**PROBLEM DESCRIPTION:**
Your task is to give the listing below back word for word, pictures excluded.

■ ■ ■ ■ ■

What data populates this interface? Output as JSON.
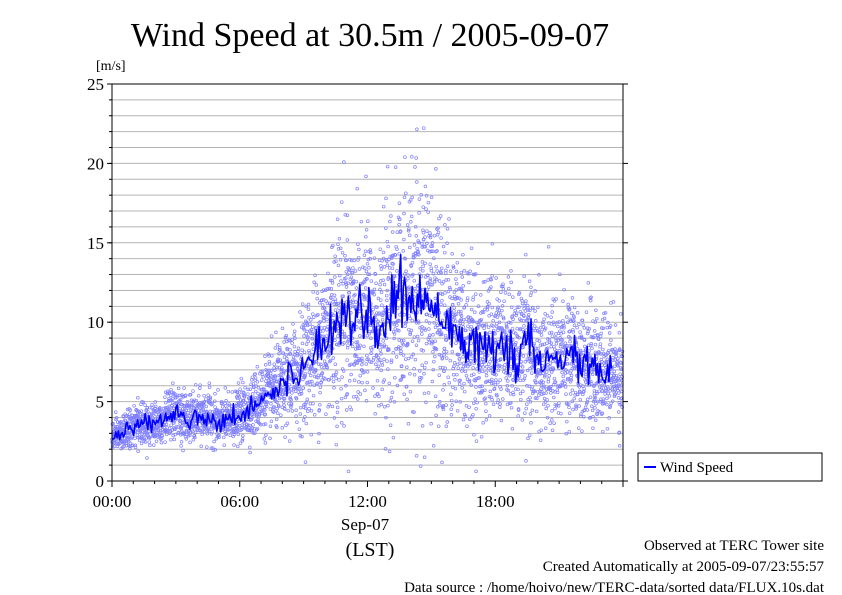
{
  "chart_data": {
    "type": "scatter",
    "title": "Wind Speed at 30.5m / 2005-09-07",
    "ylabel": "[m/s]",
    "xlabel": "(LST)",
    "date_label": "Sep-07",
    "x_range_hours": [
      0,
      24
    ],
    "ylim": [
      0,
      25
    ],
    "yticks": [
      0,
      5,
      10,
      15,
      20,
      25
    ],
    "xtick_labels": [
      "00:00",
      "06:00",
      "12:00",
      "18:00"
    ],
    "xtick_hours": [
      0,
      6,
      12,
      18
    ],
    "grid": true,
    "legend": {
      "position": "right",
      "entries": [
        "Wind Speed"
      ]
    },
    "colors": {
      "line": "#0000ff",
      "points": "#8080ff"
    },
    "series": [
      {
        "name": "Wind Speed",
        "kind": "line",
        "x_hours": [
          0,
          0.5,
          1,
          1.5,
          2,
          2.5,
          3,
          3.5,
          4,
          4.5,
          5,
          5.5,
          6,
          6.5,
          7,
          7.5,
          8,
          8.5,
          9,
          9.5,
          10,
          10.5,
          11,
          11.5,
          12,
          12.5,
          13,
          13.5,
          14,
          14.5,
          15,
          15.5,
          16,
          16.5,
          17,
          17.5,
          18,
          18.5,
          19,
          19.5,
          20,
          20.5,
          21,
          21.5,
          22,
          22.5,
          23,
          23.5
        ],
        "values": [
          2.8,
          3.0,
          3.4,
          3.7,
          3.6,
          4.0,
          4.3,
          3.9,
          4.0,
          4.1,
          3.7,
          3.8,
          4.2,
          4.6,
          5.2,
          5.6,
          6.0,
          6.6,
          7.2,
          8.2,
          9.0,
          10.2,
          10.8,
          10.3,
          10.8,
          9.3,
          10.5,
          11.8,
          11.0,
          11.6,
          11.0,
          10.9,
          9.8,
          9.0,
          8.6,
          8.2,
          7.9,
          8.4,
          7.8,
          8.8,
          7.2,
          7.5,
          8.0,
          7.8,
          7.4,
          7.3,
          6.8,
          6.8
        ]
      }
    ]
  },
  "legend_label": "Wind Speed",
  "notes": {
    "site": "Observed at TERC Tower site",
    "created": "Created Automatically at 2005-09-07/23:55:57",
    "source": "Data source : /home/hoivo/new/TERC-data/sorted data/FLUX.10s.dat"
  }
}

■ ■ ■ ■ ■

**RESULT:**
What data populates this interface? Output as JSON.
{
  "chart_data": {
    "type": "scatter",
    "title": "Wind Speed at 30.5m / 2005-09-07",
    "ylabel": "[m/s]",
    "xlabel": "(LST)",
    "date_label": "Sep-07",
    "x_range_hours": [
      0,
      24
    ],
    "ylim": [
      0,
      25
    ],
    "yticks": [
      0,
      5,
      10,
      15,
      20,
      25
    ],
    "xtick_labels": [
      "00:00",
      "06:00",
      "12:00",
      "18:00"
    ],
    "xtick_hours": [
      0,
      6,
      12,
      18
    ],
    "grid": true,
    "legend": {
      "position": "right",
      "entries": [
        "Wind Speed"
      ]
    },
    "colors": {
      "line": "#0000ff",
      "points": "#8080ff"
    },
    "series": [
      {
        "name": "Wind Speed",
        "kind": "line",
        "x_hours": [
          0,
          0.5,
          1,
          1.5,
          2,
          2.5,
          3,
          3.5,
          4,
          4.5,
          5,
          5.5,
          6,
          6.5,
          7,
          7.5,
          8,
          8.5,
          9,
          9.5,
          10,
          10.5,
          11,
          11.5,
          12,
          12.5,
          13,
          13.5,
          14,
          14.5,
          15,
          15.5,
          16,
          16.5,
          17,
          17.5,
          18,
          18.5,
          19,
          19.5,
          20,
          20.5,
          21,
          21.5,
          22,
          22.5,
          23,
          23.5
        ],
        "values": [
          2.8,
          3.0,
          3.4,
          3.7,
          3.6,
          4.0,
          4.3,
          3.9,
          4.0,
          4.1,
          3.7,
          3.8,
          4.2,
          4.6,
          5.2,
          5.6,
          6.0,
          6.6,
          7.2,
          8.2,
          9.0,
          10.2,
          10.8,
          10.3,
          10.8,
          9.3,
          10.5,
          11.8,
          11.0,
          11.6,
          11.0,
          10.9,
          9.8,
          9.0,
          8.6,
          8.2,
          7.9,
          8.4,
          7.8,
          8.8,
          7.2,
          7.5,
          8.0,
          7.8,
          7.4,
          7.3,
          6.8,
          6.8
        ]
      }
    ]
  },
  "legend_label": "Wind Speed",
  "notes": {
    "site": "Observed at TERC Tower site",
    "created": "Created Automatically at 2005-09-07/23:55:57",
    "source": "Data source : /home/hoivo/new/TERC-data/sorted data/FLUX.10s.dat"
  }
}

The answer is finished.